# WHAT THE TASK REQUIRES
Pull each line holding the word "ffffff" from the data.

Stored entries
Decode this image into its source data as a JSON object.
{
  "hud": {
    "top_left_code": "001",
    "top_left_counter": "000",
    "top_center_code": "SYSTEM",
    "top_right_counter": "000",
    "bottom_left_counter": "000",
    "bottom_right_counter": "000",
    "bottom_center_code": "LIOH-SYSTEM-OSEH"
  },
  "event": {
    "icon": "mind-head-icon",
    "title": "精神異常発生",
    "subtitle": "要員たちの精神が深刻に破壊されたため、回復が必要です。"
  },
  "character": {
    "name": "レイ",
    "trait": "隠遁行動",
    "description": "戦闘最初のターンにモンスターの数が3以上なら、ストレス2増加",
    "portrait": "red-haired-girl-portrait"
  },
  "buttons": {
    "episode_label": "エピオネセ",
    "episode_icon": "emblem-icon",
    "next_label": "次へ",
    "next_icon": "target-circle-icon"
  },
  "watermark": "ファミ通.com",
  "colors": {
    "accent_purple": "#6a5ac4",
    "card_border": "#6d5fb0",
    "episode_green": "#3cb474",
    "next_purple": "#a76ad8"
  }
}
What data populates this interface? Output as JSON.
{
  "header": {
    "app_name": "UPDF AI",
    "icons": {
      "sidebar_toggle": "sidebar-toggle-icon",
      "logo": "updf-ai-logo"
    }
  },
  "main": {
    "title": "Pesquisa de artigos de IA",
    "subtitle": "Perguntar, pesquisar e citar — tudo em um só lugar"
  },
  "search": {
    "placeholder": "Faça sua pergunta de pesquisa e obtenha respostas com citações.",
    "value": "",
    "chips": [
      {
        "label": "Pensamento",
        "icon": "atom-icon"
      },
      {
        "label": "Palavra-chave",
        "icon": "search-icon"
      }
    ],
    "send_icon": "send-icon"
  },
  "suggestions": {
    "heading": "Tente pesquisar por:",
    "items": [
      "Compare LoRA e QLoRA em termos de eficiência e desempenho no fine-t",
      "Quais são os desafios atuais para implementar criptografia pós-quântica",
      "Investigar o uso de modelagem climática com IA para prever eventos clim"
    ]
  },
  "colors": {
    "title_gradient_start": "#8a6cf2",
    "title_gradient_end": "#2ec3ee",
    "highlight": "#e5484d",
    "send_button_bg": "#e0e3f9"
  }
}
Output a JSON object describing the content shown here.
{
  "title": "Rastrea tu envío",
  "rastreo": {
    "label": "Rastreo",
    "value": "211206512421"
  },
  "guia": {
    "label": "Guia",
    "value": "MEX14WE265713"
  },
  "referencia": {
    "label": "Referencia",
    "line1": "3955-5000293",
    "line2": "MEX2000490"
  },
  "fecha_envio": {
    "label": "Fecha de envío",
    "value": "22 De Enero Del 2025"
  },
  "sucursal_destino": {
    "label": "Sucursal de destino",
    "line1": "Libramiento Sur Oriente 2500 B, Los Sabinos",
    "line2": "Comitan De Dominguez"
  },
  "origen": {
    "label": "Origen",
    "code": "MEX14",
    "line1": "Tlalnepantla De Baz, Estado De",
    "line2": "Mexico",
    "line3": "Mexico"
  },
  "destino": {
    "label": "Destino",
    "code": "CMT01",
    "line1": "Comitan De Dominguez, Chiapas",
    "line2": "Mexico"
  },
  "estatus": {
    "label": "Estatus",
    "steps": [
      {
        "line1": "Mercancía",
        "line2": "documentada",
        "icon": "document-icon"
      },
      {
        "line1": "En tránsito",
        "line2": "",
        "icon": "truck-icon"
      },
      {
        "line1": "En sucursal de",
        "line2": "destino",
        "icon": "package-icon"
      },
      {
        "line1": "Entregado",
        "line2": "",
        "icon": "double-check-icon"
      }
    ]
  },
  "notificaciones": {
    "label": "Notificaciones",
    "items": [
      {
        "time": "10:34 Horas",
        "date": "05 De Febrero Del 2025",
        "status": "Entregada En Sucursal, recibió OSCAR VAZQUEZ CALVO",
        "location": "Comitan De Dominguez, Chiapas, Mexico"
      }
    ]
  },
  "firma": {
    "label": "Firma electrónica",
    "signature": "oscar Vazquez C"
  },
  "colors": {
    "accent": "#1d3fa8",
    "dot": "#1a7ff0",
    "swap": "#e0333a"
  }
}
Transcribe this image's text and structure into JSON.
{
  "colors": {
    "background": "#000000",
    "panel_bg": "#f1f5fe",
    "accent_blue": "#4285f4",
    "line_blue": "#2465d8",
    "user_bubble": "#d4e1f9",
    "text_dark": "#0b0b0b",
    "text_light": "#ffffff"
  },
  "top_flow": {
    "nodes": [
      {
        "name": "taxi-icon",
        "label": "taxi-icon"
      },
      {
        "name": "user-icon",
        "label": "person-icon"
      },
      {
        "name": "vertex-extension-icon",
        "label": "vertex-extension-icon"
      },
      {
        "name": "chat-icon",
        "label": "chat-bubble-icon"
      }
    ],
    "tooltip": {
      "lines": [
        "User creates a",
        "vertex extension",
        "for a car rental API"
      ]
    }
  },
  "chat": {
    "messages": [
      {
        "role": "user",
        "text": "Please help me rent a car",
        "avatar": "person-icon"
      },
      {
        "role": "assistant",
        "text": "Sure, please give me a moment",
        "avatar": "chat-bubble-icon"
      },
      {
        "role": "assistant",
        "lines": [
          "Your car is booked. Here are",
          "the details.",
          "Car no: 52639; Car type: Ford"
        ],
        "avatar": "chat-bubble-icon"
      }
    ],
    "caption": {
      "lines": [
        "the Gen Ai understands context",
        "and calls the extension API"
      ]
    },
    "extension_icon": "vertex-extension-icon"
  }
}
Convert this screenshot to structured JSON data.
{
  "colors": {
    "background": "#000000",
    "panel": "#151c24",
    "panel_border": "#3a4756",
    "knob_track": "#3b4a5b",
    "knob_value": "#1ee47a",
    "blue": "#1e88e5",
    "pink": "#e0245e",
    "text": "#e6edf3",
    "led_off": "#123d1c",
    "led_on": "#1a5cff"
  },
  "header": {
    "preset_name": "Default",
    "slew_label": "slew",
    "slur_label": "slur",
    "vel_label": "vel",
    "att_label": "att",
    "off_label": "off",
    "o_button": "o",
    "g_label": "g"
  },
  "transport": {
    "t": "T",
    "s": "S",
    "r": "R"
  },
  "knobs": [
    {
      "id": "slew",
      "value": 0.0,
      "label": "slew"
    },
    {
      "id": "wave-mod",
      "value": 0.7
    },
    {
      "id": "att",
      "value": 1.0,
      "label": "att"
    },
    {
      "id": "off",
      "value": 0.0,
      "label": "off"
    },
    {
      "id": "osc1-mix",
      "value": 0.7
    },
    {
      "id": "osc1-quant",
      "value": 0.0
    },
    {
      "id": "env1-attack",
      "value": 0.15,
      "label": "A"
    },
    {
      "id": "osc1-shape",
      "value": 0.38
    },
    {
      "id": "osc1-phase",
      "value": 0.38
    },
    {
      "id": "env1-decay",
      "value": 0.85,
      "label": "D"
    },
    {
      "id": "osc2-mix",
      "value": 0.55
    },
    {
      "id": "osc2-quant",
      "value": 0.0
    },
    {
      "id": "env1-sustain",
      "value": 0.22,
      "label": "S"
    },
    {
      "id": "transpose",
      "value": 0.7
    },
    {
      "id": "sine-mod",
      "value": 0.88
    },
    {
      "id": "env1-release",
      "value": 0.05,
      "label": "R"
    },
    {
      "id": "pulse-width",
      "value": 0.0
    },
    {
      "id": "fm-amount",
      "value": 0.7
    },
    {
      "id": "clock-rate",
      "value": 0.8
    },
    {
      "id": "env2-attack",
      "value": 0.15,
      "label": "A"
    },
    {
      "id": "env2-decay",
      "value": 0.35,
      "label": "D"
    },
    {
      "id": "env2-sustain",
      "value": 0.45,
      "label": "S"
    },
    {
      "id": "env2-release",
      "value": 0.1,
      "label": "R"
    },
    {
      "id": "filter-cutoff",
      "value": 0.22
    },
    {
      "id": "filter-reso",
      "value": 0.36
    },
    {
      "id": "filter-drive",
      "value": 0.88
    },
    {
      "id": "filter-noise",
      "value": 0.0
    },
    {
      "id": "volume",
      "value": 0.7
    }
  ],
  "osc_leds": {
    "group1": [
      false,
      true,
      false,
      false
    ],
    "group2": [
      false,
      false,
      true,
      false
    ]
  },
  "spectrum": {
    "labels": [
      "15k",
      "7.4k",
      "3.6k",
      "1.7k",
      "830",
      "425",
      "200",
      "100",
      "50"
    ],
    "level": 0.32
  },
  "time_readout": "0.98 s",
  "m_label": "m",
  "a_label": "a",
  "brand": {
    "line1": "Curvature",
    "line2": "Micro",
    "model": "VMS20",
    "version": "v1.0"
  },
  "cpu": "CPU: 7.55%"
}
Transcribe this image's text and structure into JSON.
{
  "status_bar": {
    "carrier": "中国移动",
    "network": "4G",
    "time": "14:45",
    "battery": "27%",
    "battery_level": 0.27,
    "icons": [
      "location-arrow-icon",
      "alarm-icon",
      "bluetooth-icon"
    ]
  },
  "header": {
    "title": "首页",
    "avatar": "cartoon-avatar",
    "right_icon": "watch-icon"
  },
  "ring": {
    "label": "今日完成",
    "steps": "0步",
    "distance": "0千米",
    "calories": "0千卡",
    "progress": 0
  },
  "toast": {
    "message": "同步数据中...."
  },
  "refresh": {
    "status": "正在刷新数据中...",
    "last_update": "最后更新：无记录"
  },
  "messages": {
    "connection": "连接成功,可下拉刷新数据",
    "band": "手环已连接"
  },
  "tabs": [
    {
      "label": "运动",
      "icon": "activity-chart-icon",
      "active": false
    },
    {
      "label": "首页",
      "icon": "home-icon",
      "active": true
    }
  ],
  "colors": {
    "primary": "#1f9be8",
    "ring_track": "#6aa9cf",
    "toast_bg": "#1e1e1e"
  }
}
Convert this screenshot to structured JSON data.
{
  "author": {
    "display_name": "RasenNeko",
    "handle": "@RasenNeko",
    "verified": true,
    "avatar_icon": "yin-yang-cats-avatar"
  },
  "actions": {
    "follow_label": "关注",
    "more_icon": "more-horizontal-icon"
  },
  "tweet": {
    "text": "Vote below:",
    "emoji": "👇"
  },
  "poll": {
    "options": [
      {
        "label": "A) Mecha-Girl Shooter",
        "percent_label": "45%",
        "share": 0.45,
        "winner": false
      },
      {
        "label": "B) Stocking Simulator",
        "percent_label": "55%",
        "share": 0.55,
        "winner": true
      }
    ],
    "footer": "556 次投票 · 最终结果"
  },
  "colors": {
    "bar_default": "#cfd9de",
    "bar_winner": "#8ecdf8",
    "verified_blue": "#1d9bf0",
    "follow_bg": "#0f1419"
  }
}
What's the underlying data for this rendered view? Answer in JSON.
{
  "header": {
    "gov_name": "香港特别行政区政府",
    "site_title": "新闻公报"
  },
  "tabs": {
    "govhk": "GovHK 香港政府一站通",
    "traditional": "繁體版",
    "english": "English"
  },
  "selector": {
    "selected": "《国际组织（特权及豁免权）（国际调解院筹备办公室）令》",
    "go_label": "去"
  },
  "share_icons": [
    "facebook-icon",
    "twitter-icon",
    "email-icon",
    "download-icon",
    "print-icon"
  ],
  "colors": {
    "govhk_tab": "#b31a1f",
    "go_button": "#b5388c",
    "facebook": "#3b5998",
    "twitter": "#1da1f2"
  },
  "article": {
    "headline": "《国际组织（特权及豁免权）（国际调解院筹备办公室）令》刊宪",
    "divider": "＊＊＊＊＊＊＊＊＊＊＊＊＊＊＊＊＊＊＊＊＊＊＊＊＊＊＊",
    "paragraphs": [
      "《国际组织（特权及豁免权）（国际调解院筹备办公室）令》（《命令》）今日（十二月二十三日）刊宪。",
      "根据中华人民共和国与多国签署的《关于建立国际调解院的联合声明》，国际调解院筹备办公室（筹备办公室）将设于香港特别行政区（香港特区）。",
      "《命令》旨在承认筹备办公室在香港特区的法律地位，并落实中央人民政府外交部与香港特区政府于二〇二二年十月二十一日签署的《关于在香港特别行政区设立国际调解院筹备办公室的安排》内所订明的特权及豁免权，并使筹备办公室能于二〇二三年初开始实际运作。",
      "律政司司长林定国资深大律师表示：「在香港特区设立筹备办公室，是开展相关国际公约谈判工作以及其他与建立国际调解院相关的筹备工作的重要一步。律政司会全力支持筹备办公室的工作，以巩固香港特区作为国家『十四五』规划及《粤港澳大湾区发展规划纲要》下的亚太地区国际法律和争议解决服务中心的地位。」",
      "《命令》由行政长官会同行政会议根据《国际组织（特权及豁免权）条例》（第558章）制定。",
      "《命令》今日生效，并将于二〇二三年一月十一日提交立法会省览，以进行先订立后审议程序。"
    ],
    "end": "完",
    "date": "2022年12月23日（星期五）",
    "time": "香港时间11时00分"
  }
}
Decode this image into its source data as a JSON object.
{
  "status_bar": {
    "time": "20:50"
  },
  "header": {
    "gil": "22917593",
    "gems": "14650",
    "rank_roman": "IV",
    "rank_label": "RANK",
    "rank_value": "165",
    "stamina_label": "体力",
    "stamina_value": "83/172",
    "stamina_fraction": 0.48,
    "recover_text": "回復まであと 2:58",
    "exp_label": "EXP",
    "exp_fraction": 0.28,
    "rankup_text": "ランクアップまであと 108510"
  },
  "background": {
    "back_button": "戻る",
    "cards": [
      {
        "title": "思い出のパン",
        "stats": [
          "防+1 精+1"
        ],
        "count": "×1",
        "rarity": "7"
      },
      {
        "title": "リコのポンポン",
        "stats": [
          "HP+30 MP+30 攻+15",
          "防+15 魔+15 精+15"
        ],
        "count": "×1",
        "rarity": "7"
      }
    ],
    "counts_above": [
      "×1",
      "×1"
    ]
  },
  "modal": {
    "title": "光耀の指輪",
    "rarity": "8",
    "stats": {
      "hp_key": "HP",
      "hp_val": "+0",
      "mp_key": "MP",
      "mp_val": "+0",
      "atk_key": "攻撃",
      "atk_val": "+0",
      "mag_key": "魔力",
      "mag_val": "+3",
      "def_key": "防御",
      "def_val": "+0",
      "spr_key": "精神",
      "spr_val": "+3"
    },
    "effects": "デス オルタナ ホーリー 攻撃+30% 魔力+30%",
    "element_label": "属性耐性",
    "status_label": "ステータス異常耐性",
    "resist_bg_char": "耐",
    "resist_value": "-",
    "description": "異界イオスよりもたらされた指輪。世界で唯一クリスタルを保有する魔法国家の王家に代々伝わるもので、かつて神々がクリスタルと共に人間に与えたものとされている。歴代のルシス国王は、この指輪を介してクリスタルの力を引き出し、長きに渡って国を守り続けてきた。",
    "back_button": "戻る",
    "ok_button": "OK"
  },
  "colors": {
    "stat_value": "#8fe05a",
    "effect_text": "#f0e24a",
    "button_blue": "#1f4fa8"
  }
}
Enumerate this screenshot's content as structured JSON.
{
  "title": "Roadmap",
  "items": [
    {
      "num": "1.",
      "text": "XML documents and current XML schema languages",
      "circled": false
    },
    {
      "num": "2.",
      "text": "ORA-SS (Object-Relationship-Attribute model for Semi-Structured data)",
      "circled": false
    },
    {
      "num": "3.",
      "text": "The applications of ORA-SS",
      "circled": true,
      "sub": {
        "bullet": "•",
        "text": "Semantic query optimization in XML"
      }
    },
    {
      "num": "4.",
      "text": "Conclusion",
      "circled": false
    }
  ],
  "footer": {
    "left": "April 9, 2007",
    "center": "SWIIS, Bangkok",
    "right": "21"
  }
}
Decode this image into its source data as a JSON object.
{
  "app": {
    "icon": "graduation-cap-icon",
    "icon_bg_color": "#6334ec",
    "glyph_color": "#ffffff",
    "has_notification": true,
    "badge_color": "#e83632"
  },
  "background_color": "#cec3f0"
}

# CORRECT RESPONSE
    "text_light": "#ffffff"
    "glyph_color": "#ffffff",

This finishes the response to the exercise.